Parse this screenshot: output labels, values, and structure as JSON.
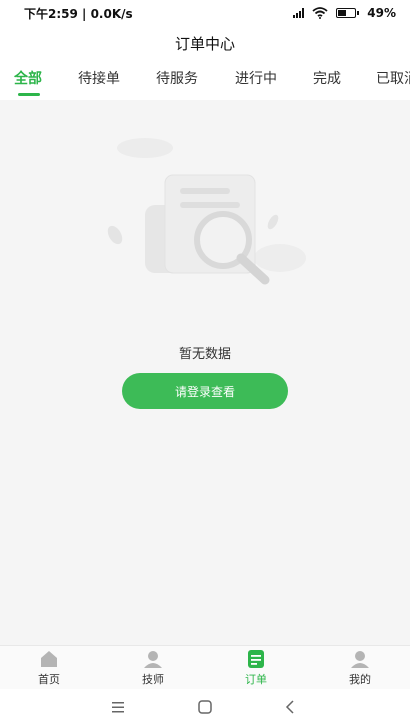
{
  "status_bar": {
    "time_speed": "下午2:59 | 0.0K/s",
    "battery": "49%",
    "battery_level": 0.49
  },
  "header": {
    "title": "订单中心"
  },
  "tabs": [
    {
      "label": "全部",
      "active": true
    },
    {
      "label": "待接单",
      "active": false
    },
    {
      "label": "待服务",
      "active": false
    },
    {
      "label": "进行中",
      "active": false
    },
    {
      "label": "完成",
      "active": false
    },
    {
      "label": "已取消",
      "active": false
    }
  ],
  "empty_state": {
    "message": "暂无数据",
    "button_label": "请登录查看",
    "icon": "search-document-icon"
  },
  "bottom_nav": [
    {
      "label": "首页",
      "icon": "home-icon",
      "active": false
    },
    {
      "label": "技师",
      "icon": "technician-icon",
      "active": false
    },
    {
      "label": "订单",
      "icon": "order-list-icon",
      "active": true
    },
    {
      "label": "我的",
      "icon": "user-icon",
      "active": false
    }
  ],
  "colors": {
    "accent": "#2db54a",
    "button": "#3dbb57",
    "background": "#f5f5f5"
  }
}
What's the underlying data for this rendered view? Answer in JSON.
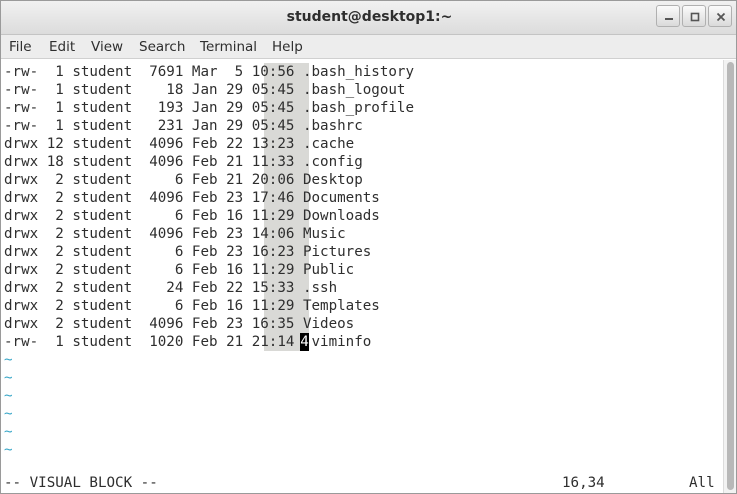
{
  "window": {
    "title": "student@desktop1:~"
  },
  "menubar": {
    "items": [
      "File",
      "Edit",
      "View",
      "Search",
      "Terminal",
      "Help"
    ]
  },
  "terminal": {
    "rows": [
      {
        "perm": "-rw-",
        "links": "1",
        "owner": "student",
        "size": "7691",
        "month": "Mar",
        "day": "5",
        "time": "10:56",
        "name": ".bash_history"
      },
      {
        "perm": "-rw-",
        "links": "1",
        "owner": "student",
        "size": "18",
        "month": "Jan",
        "day": "29",
        "time": "05:45",
        "name": ".bash_logout"
      },
      {
        "perm": "-rw-",
        "links": "1",
        "owner": "student",
        "size": "193",
        "month": "Jan",
        "day": "29",
        "time": "05:45",
        "name": ".bash_profile"
      },
      {
        "perm": "-rw-",
        "links": "1",
        "owner": "student",
        "size": "231",
        "month": "Jan",
        "day": "29",
        "time": "05:45",
        "name": ".bashrc"
      },
      {
        "perm": "drwx",
        "links": "12",
        "owner": "student",
        "size": "4096",
        "month": "Feb",
        "day": "22",
        "time": "13:23",
        "name": ".cache"
      },
      {
        "perm": "drwx",
        "links": "18",
        "owner": "student",
        "size": "4096",
        "month": "Feb",
        "day": "21",
        "time": "11:33",
        "name": ".config"
      },
      {
        "perm": "drwx",
        "links": "2",
        "owner": "student",
        "size": "6",
        "month": "Feb",
        "day": "21",
        "time": "20:06",
        "name": "Desktop"
      },
      {
        "perm": "drwx",
        "links": "2",
        "owner": "student",
        "size": "4096",
        "month": "Feb",
        "day": "23",
        "time": "17:46",
        "name": "Documents"
      },
      {
        "perm": "drwx",
        "links": "2",
        "owner": "student",
        "size": "6",
        "month": "Feb",
        "day": "16",
        "time": "11:29",
        "name": "Downloads"
      },
      {
        "perm": "drwx",
        "links": "2",
        "owner": "student",
        "size": "4096",
        "month": "Feb",
        "day": "23",
        "time": "14:06",
        "name": "Music"
      },
      {
        "perm": "drwx",
        "links": "2",
        "owner": "student",
        "size": "6",
        "month": "Feb",
        "day": "23",
        "time": "16:23",
        "name": "Pictures"
      },
      {
        "perm": "drwx",
        "links": "2",
        "owner": "student",
        "size": "6",
        "month": "Feb",
        "day": "16",
        "time": "11:29",
        "name": "Public"
      },
      {
        "perm": "drwx",
        "links": "2",
        "owner": "student",
        "size": "24",
        "month": "Feb",
        "day": "22",
        "time": "15:33",
        "name": ".ssh"
      },
      {
        "perm": "drwx",
        "links": "2",
        "owner": "student",
        "size": "6",
        "month": "Feb",
        "day": "16",
        "time": "11:29",
        "name": "Templates"
      },
      {
        "perm": "drwx",
        "links": "2",
        "owner": "student",
        "size": "4096",
        "month": "Feb",
        "day": "23",
        "time": "16:35",
        "name": "Videos"
      },
      {
        "perm": "-rw-",
        "links": "1",
        "owner": "student",
        "size": "1020",
        "month": "Feb",
        "day": "21",
        "time": "21:14",
        "name": ".viminfo"
      }
    ],
    "cursor_char": "4",
    "tilde": "~",
    "tilde_count": 6,
    "status_mode": "-- VISUAL BLOCK --",
    "cursor_position": "16,34",
    "scroll_indicator": "All"
  },
  "colors": {
    "selection": "#d9d9d6",
    "tilde": "#3aa7c8",
    "cursor": "#000000"
  }
}
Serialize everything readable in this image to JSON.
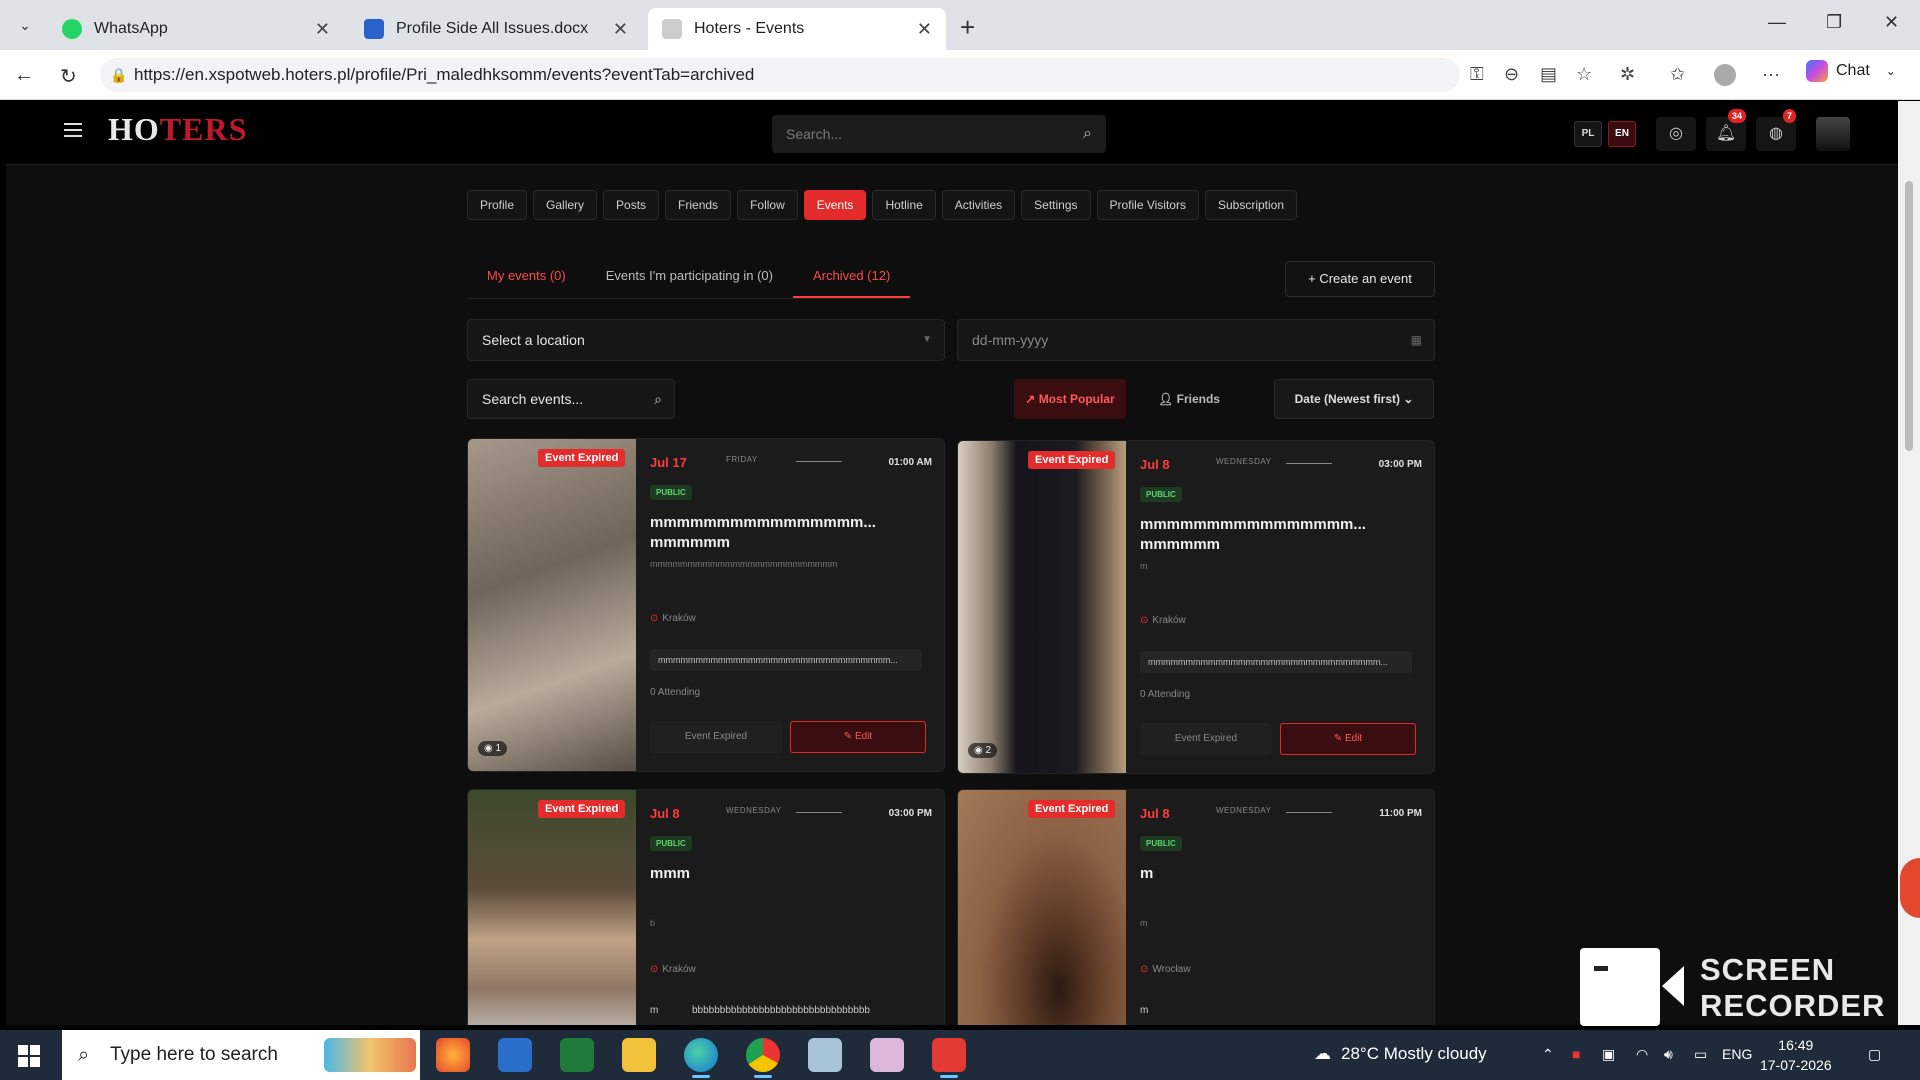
{
  "browser": {
    "tabs": [
      {
        "title": "WhatsApp",
        "icon": "whatsapp-icon"
      },
      {
        "title": "Profile Side All Issues.docx",
        "icon": "word-icon"
      },
      {
        "title": "Hoters - Events",
        "icon": "page-icon"
      }
    ],
    "url": "https://en.xspotweb.hoters.pl/profile/Pri_maledhksomm/events?eventTab=archived",
    "chat_label": "Chat"
  },
  "app": {
    "logo_pre": "HO",
    "logo_t": "T",
    "logo_post": "ERS",
    "search_placeholder": "Search...",
    "lang_pl": "PL",
    "lang_en": "EN",
    "notif_count": "34",
    "msg_count": "7",
    "accent": "#e32b2b"
  },
  "nav_tabs": [
    "Profile",
    "Gallery",
    "Posts",
    "Friends",
    "Follow",
    "Events",
    "Hotline",
    "Activities",
    "Settings",
    "Profile Visitors",
    "Subscription"
  ],
  "sub_tabs": {
    "my_events": "My events (0)",
    "participating": "Events I'm participating in (0)",
    "archived": "Archived (12)",
    "create": "Create an event"
  },
  "filters": {
    "location_placeholder": "Select a location",
    "date_placeholder": "dd-mm-yyyy",
    "search_placeholder": "Search events...",
    "most_popular": "Most Popular",
    "friends": "Friends",
    "sort": "Date (Newest first)"
  },
  "cards": [
    {
      "expired": "Event Expired",
      "date": "Jul 17",
      "day": "FRIDAY",
      "time": "01:00 AM",
      "visibility": "PUBLIC",
      "title": "mmmmmmmmmmmmmmmm... mmmmmm",
      "desc": "mmmmmmmmmmmmmmmmmmmmmmmmm",
      "location": "Kraków",
      "tag": "mmmmmmmmmmmmmmmmmmmmmmmmmmmmmmm...",
      "attending": "0 Attending",
      "status_btn": "Event Expired",
      "edit_btn": "Edit",
      "views": "1"
    },
    {
      "expired": "Event Expired",
      "date": "Jul 8",
      "day": "WEDNESDAY",
      "time": "03:00 PM",
      "visibility": "PUBLIC",
      "title": "mmmmmmmmmmmmmmmm... mmmmmm",
      "desc": "m",
      "location": "Kraków",
      "tag": "mmmmmmmmmmmmmmmmmmmmmmmmmmmmmmm...",
      "attending": "0 Attending",
      "status_btn": "Event Expired",
      "edit_btn": "Edit",
      "views": "2"
    },
    {
      "expired": "Event Expired",
      "date": "Jul 8",
      "day": "WEDNESDAY",
      "time": "03:00 PM",
      "visibility": "PUBLIC",
      "title": "mmm",
      "desc": "b",
      "location": "Kraków",
      "tag_a": "m",
      "tag_b": "bbbbbbbbbbbbbbbbbbbbbbbbbbbbbbbb"
    },
    {
      "expired": "Event Expired",
      "date": "Jul 8",
      "day": "WEDNESDAY",
      "time": "11:00 PM",
      "visibility": "PUBLIC",
      "title": "m",
      "desc": "m",
      "location": "Wrocław",
      "tag_a": "m"
    }
  ],
  "recorder": {
    "line1": "SCREEN",
    "line2": "RECORDER"
  },
  "taskbar": {
    "search_placeholder": "Type here to search",
    "weather": "28°C  Mostly cloudy",
    "lang": "ENG",
    "time": "16:49",
    "date": "17-07-2026"
  }
}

Exercise description:
Identify each line in the records above that contains the word "this", and copy it out in full.

Written answer:
Parse this screenshot: output labels, values, and structure as JSON.
What's the underlying data for this rendered view? Answer in JSON.
Serialize everything readable in this image to JSON.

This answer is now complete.